(INPUT RECORDS)

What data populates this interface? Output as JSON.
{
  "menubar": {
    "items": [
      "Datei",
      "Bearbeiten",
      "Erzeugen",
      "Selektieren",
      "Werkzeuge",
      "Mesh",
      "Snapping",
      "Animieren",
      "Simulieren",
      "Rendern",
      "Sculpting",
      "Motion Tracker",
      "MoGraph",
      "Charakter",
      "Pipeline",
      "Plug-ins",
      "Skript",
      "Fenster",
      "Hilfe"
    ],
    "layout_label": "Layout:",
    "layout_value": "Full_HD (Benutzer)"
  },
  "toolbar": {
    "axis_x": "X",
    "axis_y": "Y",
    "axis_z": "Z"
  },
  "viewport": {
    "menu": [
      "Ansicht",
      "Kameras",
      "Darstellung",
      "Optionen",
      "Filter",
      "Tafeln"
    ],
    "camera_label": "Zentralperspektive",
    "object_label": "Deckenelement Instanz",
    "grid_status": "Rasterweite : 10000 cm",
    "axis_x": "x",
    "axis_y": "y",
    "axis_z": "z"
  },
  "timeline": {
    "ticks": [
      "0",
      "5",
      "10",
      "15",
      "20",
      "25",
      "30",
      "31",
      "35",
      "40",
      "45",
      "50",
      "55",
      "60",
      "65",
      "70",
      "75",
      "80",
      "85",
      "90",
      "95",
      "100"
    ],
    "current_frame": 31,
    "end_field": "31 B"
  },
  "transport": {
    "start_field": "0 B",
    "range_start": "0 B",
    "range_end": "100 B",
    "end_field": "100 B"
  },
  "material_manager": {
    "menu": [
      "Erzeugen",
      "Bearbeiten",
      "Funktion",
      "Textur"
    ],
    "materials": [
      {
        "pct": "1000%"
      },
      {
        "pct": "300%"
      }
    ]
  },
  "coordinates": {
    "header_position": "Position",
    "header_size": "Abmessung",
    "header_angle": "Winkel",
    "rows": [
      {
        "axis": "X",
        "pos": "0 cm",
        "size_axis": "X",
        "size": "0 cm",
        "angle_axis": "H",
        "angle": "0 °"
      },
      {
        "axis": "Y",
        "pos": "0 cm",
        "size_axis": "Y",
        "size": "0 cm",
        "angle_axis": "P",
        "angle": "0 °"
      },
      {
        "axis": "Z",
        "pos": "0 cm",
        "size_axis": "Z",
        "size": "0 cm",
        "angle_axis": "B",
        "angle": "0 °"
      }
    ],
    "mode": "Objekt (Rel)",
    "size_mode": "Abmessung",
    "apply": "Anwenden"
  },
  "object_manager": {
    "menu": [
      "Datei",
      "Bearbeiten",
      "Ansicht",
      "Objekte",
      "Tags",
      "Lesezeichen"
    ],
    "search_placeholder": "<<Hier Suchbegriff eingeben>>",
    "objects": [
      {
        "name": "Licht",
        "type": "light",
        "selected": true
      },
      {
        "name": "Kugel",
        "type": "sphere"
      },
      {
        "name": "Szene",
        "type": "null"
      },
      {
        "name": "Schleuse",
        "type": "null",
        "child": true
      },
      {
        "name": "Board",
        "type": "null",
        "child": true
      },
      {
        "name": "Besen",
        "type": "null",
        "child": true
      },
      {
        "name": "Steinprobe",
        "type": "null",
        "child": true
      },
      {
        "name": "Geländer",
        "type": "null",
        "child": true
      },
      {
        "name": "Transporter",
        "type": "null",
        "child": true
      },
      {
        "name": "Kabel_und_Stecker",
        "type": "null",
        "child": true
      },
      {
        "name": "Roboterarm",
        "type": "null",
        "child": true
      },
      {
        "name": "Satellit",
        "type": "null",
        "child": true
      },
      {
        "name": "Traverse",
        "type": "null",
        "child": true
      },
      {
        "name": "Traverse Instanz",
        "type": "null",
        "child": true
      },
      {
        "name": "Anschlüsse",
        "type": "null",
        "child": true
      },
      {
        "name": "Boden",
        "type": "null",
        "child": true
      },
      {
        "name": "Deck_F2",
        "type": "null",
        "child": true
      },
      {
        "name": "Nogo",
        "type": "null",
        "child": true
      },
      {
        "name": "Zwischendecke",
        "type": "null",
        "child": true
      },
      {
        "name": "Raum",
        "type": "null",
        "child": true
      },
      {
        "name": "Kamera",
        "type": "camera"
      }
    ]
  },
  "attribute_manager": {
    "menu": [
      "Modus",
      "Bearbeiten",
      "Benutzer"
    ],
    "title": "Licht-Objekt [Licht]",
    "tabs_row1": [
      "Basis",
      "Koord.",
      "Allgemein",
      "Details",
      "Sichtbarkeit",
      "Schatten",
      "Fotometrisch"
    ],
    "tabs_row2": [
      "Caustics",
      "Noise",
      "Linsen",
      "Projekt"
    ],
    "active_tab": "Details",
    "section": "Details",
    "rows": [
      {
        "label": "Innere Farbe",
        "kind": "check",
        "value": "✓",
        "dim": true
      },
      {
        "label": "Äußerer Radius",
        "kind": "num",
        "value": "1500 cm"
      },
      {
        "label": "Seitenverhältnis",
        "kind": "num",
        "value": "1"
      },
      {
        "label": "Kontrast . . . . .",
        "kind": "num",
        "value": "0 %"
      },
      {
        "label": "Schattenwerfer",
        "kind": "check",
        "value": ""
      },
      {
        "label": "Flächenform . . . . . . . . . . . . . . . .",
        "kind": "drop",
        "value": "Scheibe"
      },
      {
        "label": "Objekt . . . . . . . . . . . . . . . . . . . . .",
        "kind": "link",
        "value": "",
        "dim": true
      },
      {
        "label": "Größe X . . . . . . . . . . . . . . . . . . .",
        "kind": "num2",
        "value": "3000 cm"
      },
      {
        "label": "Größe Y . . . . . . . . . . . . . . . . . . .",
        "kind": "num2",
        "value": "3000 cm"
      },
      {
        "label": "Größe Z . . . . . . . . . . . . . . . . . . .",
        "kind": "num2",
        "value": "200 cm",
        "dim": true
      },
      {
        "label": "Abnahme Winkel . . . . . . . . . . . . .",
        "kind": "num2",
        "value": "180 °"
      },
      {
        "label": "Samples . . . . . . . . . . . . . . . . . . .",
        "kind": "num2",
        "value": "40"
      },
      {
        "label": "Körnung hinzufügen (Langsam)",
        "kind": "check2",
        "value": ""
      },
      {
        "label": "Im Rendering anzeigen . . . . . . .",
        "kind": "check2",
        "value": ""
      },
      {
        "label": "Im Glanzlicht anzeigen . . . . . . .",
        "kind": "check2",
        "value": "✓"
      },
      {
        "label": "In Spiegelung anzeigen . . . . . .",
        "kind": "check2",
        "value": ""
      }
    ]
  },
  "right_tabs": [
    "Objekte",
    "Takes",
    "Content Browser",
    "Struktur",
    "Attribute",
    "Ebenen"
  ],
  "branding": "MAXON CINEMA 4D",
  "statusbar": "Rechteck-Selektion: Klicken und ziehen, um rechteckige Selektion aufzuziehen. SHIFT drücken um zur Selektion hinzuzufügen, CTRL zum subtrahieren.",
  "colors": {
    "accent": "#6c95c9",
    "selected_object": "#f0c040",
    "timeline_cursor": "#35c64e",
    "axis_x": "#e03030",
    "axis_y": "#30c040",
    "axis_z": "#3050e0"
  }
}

(AIM) Send back all of the entries exactly, with nothing missing.

(WRITTEN RESPONSE)
What data populates this interface? Output as JSON.
{
  "menubar": {
    "items": [
      "Datei",
      "Bearbeiten",
      "Erzeugen",
      "Selektieren",
      "Werkzeuge",
      "Mesh",
      "Snapping",
      "Animieren",
      "Simulieren",
      "Rendern",
      "Sculpting",
      "Motion Tracker",
      "MoGraph",
      "Charakter",
      "Pipeline",
      "Plug-ins",
      "Skript",
      "Fenster",
      "Hilfe"
    ],
    "layout_label": "Layout:",
    "layout_value": "Full_HD (Benutzer)"
  },
  "toolbar": {
    "axis_x": "X",
    "axis_y": "Y",
    "axis_z": "Z"
  },
  "viewport": {
    "menu": [
      "Ansicht",
      "Kameras",
      "Darstellung",
      "Optionen",
      "Filter",
      "Tafeln"
    ],
    "camera_label": "Zentralperspektive",
    "object_label": "Deckenelement Instanz",
    "grid_status": "Rasterweite : 10000 cm",
    "axis_x": "x",
    "axis_y": "y",
    "axis_z": "z"
  },
  "timeline": {
    "ticks": [
      "0",
      "5",
      "10",
      "15",
      "20",
      "25",
      "30",
      "31",
      "35",
      "40",
      "45",
      "50",
      "55",
      "60",
      "65",
      "70",
      "75",
      "80",
      "85",
      "90",
      "95",
      "100"
    ],
    "current_frame": 31,
    "end_field": "31 B"
  },
  "transport": {
    "start_field": "0 B",
    "range_start": "0 B",
    "range_end": "100 B",
    "end_field": "100 B"
  },
  "material_manager": {
    "menu": [
      "Erzeugen",
      "Bearbeiten",
      "Funktion",
      "Textur"
    ],
    "materials": [
      {
        "pct": "1000%"
      },
      {
        "pct": "300%"
      }
    ]
  },
  "coordinates": {
    "header_position": "Position",
    "header_size": "Abmessung",
    "header_angle": "Winkel",
    "rows": [
      {
        "axis": "X",
        "pos": "0 cm",
        "size_axis": "X",
        "size": "0 cm",
        "angle_axis": "H",
        "angle": "0 °"
      },
      {
        "axis": "Y",
        "pos": "0 cm",
        "size_axis": "Y",
        "size": "0 cm",
        "angle_axis": "P",
        "angle": "0 °"
      },
      {
        "axis": "Z",
        "pos": "0 cm",
        "size_axis": "Z",
        "size": "0 cm",
        "angle_axis": "B",
        "angle": "0 °"
      }
    ],
    "mode": "Objekt (Rel)",
    "size_mode": "Abmessung",
    "apply": "Anwenden"
  },
  "object_manager": {
    "menu": [
      "Datei",
      "Bearbeiten",
      "Ansicht",
      "Objekte",
      "Tags",
      "Lesezeichen"
    ],
    "search_placeholder": "<<Hier Suchbegriff eingeben>>",
    "objects": [
      {
        "name": "Licht",
        "type": "light",
        "selected": true
      },
      {
        "name": "Kugel",
        "type": "sphere"
      },
      {
        "name": "Szene",
        "type": "null"
      },
      {
        "name": "Schleuse",
        "type": "null",
        "child": true
      },
      {
        "name": "Board",
        "type": "null",
        "child": true
      },
      {
        "name": "Besen",
        "type": "null",
        "child": true
      },
      {
        "name": "Steinprobe",
        "type": "null",
        "child": true
      },
      {
        "name": "Geländer",
        "type": "null",
        "child": true
      },
      {
        "name": "Transporter",
        "type": "null",
        "child": true
      },
      {
        "name": "Kabel_und_Stecker",
        "type": "null",
        "child": true
      },
      {
        "name": "Roboterarm",
        "type": "null",
        "child": true
      },
      {
        "name": "Satellit",
        "type": "null",
        "child": true
      },
      {
        "name": "Traverse",
        "type": "null",
        "child": true
      },
      {
        "name": "Traverse Instanz",
        "type": "null",
        "child": true
      },
      {
        "name": "Anschlüsse",
        "type": "null",
        "child": true
      },
      {
        "name": "Boden",
        "type": "null",
        "child": true
      },
      {
        "name": "Deck_F2",
        "type": "null",
        "child": true
      },
      {
        "name": "Nogo",
        "type": "null",
        "child": true
      },
      {
        "name": "Zwischendecke",
        "type": "null",
        "child": true
      },
      {
        "name": "Raum",
        "type": "null",
        "child": true
      },
      {
        "name": "Kamera",
        "type": "camera"
      }
    ]
  },
  "attribute_manager": {
    "menu": [
      "Modus",
      "Bearbeiten",
      "Benutzer"
    ],
    "title": "Licht-Objekt [Licht]",
    "tabs_row1": [
      "Basis",
      "Koord.",
      "Allgemein",
      "Details",
      "Sichtbarkeit",
      "Schatten",
      "Fotometrisch"
    ],
    "tabs_row2": [
      "Caustics",
      "Noise",
      "Linsen",
      "Projekt"
    ],
    "active_tab": "Details",
    "section": "Details",
    "rows": [
      {
        "label": "Innere Farbe",
        "kind": "check",
        "value": "✓",
        "dim": true
      },
      {
        "label": "Äußerer Radius",
        "kind": "num",
        "value": "1500 cm"
      },
      {
        "label": "Seitenverhältnis",
        "kind": "num",
        "value": "1"
      },
      {
        "label": "Kontrast . . . . .",
        "kind": "num",
        "value": "0 %"
      },
      {
        "label": "Schattenwerfer",
        "kind": "check",
        "value": ""
      },
      {
        "label": "Flächenform . . . . . . . . . . . . . . . .",
        "kind": "drop",
        "value": "Scheibe"
      },
      {
        "label": "Objekt . . . . . . . . . . . . . . . . . . . . .",
        "kind": "link",
        "value": "",
        "dim": true
      },
      {
        "label": "Größe X . . . . . . . . . . . . . . . . . . .",
        "kind": "num2",
        "value": "3000 cm"
      },
      {
        "label": "Größe Y . . . . . . . . . . . . . . . . . . .",
        "kind": "num2",
        "value": "3000 cm"
      },
      {
        "label": "Größe Z . . . . . . . . . . . . . . . . . . .",
        "kind": "num2",
        "value": "200 cm",
        "dim": true
      },
      {
        "label": "Abnahme Winkel . . . . . . . . . . . . .",
        "kind": "num2",
        "value": "180 °"
      },
      {
        "label": "Samples . . . . . . . . . . . . . . . . . . .",
        "kind": "num2",
        "value": "40"
      },
      {
        "label": "Körnung hinzufügen (Langsam)",
        "kind": "check2",
        "value": ""
      },
      {
        "label": "Im Rendering anzeigen . . . . . . .",
        "kind": "check2",
        "value": ""
      },
      {
        "label": "Im Glanzlicht anzeigen . . . . . . .",
        "kind": "check2",
        "value": "✓"
      },
      {
        "label": "In Spiegelung anzeigen . . . . . .",
        "kind": "check2",
        "value": ""
      }
    ]
  },
  "right_tabs": [
    "Objekte",
    "Takes",
    "Content Browser",
    "Struktur",
    "Attribute",
    "Ebenen"
  ],
  "branding": "MAXON CINEMA 4D",
  "statusbar": "Rechteck-Selektion: Klicken und ziehen, um rechteckige Selektion aufzuziehen. SHIFT drücken um zur Selektion hinzuzufügen, CTRL zum subtrahieren.",
  "colors": {
    "accent": "#6c95c9",
    "selected_object": "#f0c040",
    "timeline_cursor": "#35c64e",
    "axis_x": "#e03030",
    "axis_y": "#30c040",
    "axis_z": "#3050e0"
  }
}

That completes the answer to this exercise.